**Exercise**
Copy each line of the records that holds the string "active".

**Record excerpts**
____

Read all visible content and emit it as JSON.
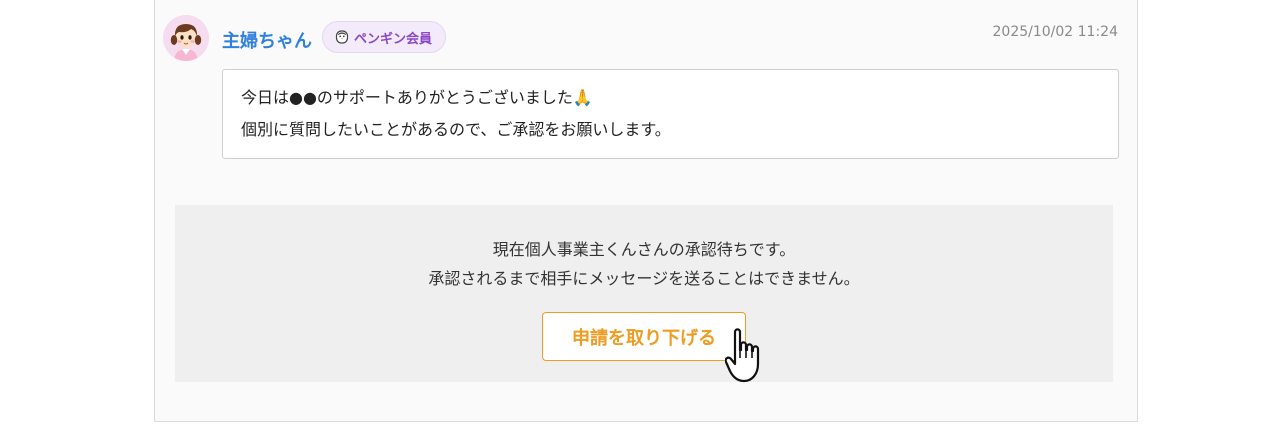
{
  "message": {
    "user_name": "主婦ちゃん",
    "member_badge": {
      "label": "ペンギン会員",
      "icon": "penguin-icon"
    },
    "timestamp": "2025/10/02 11:24",
    "lines": [
      "今日は●●のサポートありがとうございました🙏",
      "個別に質問したいことがあるので、ご承認をお願いします。"
    ]
  },
  "notice": {
    "line1": "現在個人事業主くんさんの承認待ちです。",
    "line2": "承認されるまで相手にメッセージを送ることはできません。"
  },
  "withdraw_button": {
    "label": "申請を取り下げる"
  },
  "colors": {
    "user_name": "#2f7fde",
    "badge_text": "#8a48c8",
    "badge_background": "#f3ebfa",
    "button_accent": "#ee9c22",
    "notice_background": "#efefef"
  },
  "icons": {
    "avatar": "avatar",
    "cursor": "hand-cursor-icon"
  }
}
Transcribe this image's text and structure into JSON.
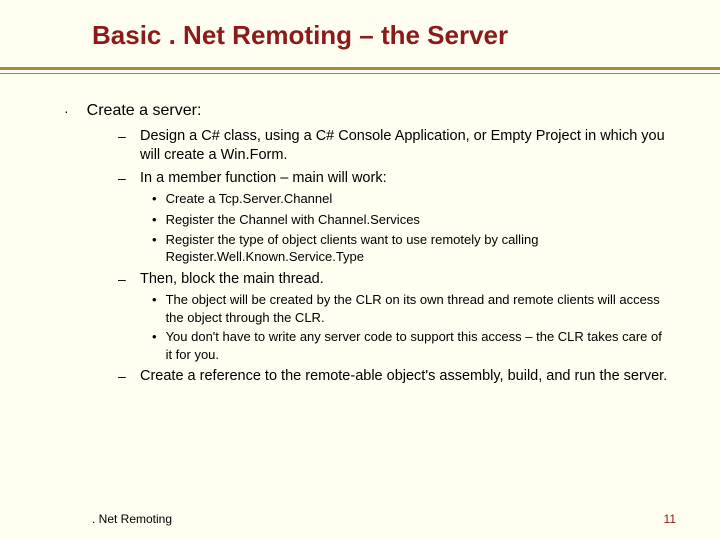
{
  "title": "Basic . Net Remoting – the Server",
  "level1": {
    "text": "Create a server:"
  },
  "level2": [
    {
      "text": "Design a C# class, using a C# Console Application, or Empty Project in which you will create a Win.Form."
    },
    {
      "text": "In a member function – main will work:",
      "children": [
        "Create a Tcp.Server.Channel",
        "Register the Channel with Channel.Services",
        "Register the type of object clients want to use remotely by calling Register.Well.Known.Service.Type"
      ]
    },
    {
      "text": "Then, block the main thread.",
      "children": [
        "The object will be created by the CLR on its own thread and remote clients will access the object through the CLR.",
        "You don't have to write any server code to support this access – the CLR takes care of it for you."
      ]
    },
    {
      "text": "Create a reference to the remote-able object's assembly, build, and run the server."
    }
  ],
  "footer": {
    "label": ". Net Remoting",
    "page": "11"
  }
}
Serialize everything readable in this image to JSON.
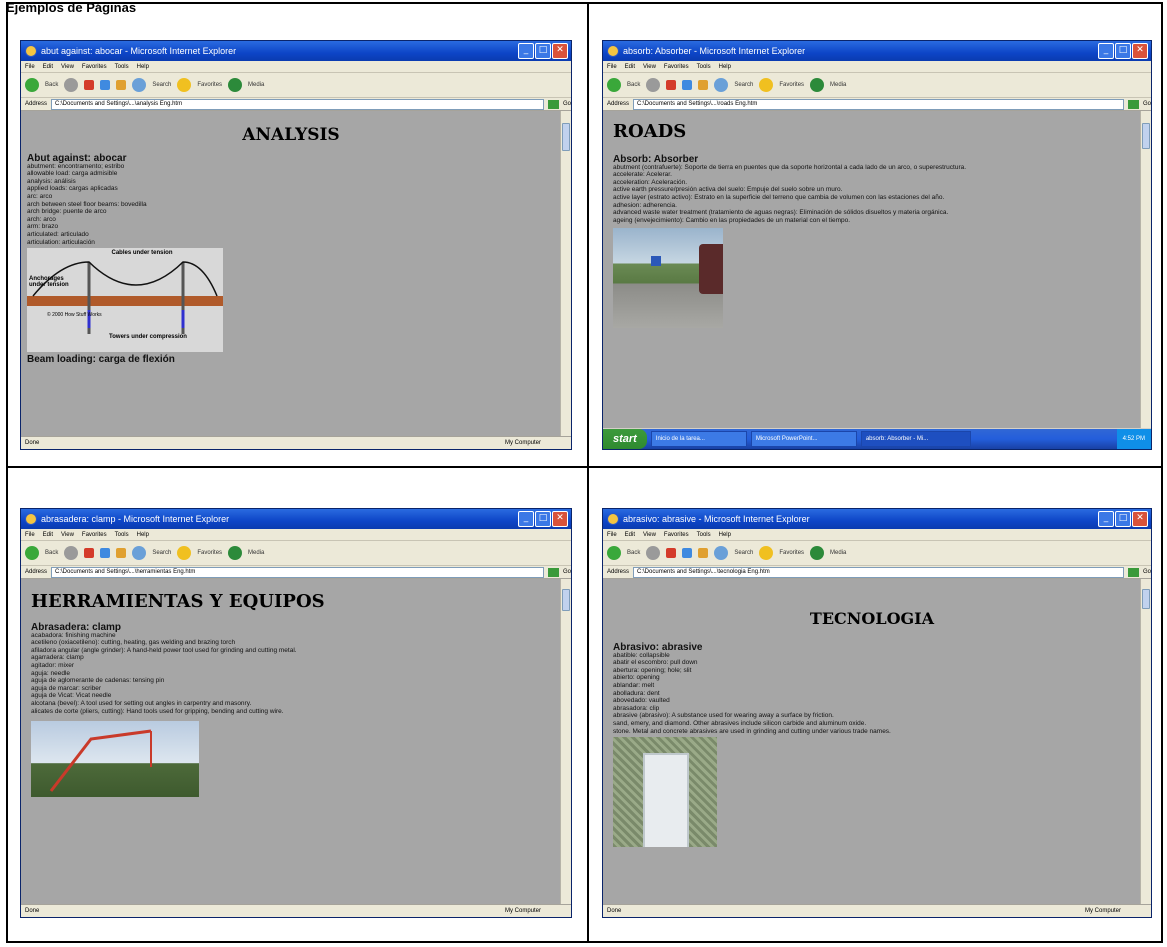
{
  "heading": "Ejemplos de Páginas",
  "windows": [
    {
      "title": "abut against: abocar - Microsoft Internet Explorer",
      "address": "C:\\Documents and Settings\\...\\analysis Eng.htm",
      "page_title": "ANALYSIS",
      "letter_heading": "Abut against: abocar",
      "lines": [
        "abutment: encontramento; estribo",
        "allowable load: carga admisible",
        "analysis: análisis",
        "applied loads: cargas aplicadas",
        "arc: arco",
        "arch between steel floor beams: bovedilla",
        "arch bridge: puente de arco",
        "arch: arco",
        "arm: brazo",
        "articulated: articulado",
        "articulation: articulación"
      ],
      "diagram": {
        "cables_label": "Cables under tension",
        "anchorages_label": "Anchorages under tension",
        "towers_label": "Towers under compression",
        "credit": "© 2000 How Stuff Works"
      },
      "next_heading": "Beam loading: carga de flexión",
      "status_left": "Done",
      "status_right": "My Computer"
    },
    {
      "title": "absorb: Absorber - Microsoft Internet Explorer",
      "address": "C:\\Documents and Settings\\...\\roads Eng.htm",
      "page_title": "ROADS",
      "letter_heading": "Absorb: Absorber",
      "lines": [
        "abutment (contrafuerte): Soporte de tierra en puentes que da soporte horizontal a cada lado de un arco, o superestructura.",
        "accelerate: Acelerar.",
        "acceleration: Aceleración.",
        "active earth pressure/presión activa del suelo: Empuje del suelo sobre un muro.",
        "active layer (estrato activo): Estrato en la superficie del terreno que cambia de volumen con las estaciones del año.",
        "adhesion: adherencia.",
        "advanced waste water treatment (tratamiento de aguas negras): Eliminación de sólidos disueltos y materia orgánica.",
        "ageing (envejecimiento): Cambio en las propiedades de un material con el tiempo."
      ],
      "taskbar": {
        "start": "start",
        "tasks": [
          "Inicio de la tarea...",
          "Microsoft PowerPoint...",
          "absorb: Absorber - Mi..."
        ],
        "tray": "4:52 PM"
      }
    },
    {
      "title": "abrasadera: clamp - Microsoft Internet Explorer",
      "address": "C:\\Documents and Settings\\...\\herramientas Eng.htm",
      "page_title": "HERRAMIENTAS Y EQUIPOS",
      "letter_heading": "Abrasadera: clamp",
      "lines": [
        "acabadora: finishing machine",
        "acetileno (oxiacetileno): cutting, heating, gas welding and brazing torch",
        "afiladora angular (angle grinder): A hand-held power tool used for grinding and cutting metal.",
        "agarradera: clamp",
        "agitador: mixer",
        "aguja: needle",
        "aguja de aglomerante de cadenas: tensing pin",
        "aguja de marcar: scriber",
        "aguja de Vicat: Vicat needle",
        "alcotana (bevel): A tool used for setting out angles in carpentry and masonry.",
        "alicates de corte (pliers, cutting): Hand tools used for gripping, bending and cutting wire."
      ],
      "status_left": "Done",
      "status_right": "My Computer"
    },
    {
      "title": "abrasivo: abrasive - Microsoft Internet Explorer",
      "address": "C:\\Documents and Settings\\...\\tecnologia Eng.htm",
      "page_title": "TECNOLOGIA",
      "letter_heading": "Abrasivo: abrasive",
      "lines": [
        "abatible: collapsible",
        "abatir el escombro: pull down",
        "abertura: opening; hole; slit",
        "abierto: opening",
        "ablandar: melt",
        "abolladura: dent",
        "abovedado: vaulted",
        "abrasadora: clip",
        "abrasive (abrasivo): A substance used for wearing away a surface by friction.",
        "sand, emery, and diamond. Other abrasives include silicon carbide and aluminum oxide.",
        "stone. Metal and concrete abrasives are used in grinding and cutting under various trade names."
      ],
      "status_left": "Done",
      "status_right": "My Computer"
    }
  ],
  "common": {
    "menu": [
      "File",
      "Edit",
      "View",
      "Favorites",
      "Tools",
      "Help"
    ],
    "toolbar": [
      "Back",
      "Search",
      "Favorites",
      "Media"
    ],
    "address_label": "Address",
    "go_label": "Go"
  }
}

____

**Output for this task**
        "active earth pressure/presión activa del suelo: Empuje del suelo sobre un muro.",
        "active layer (estrato activo): Estrato en la superficie del terreno que cambia de volumen con las estaciones del año.",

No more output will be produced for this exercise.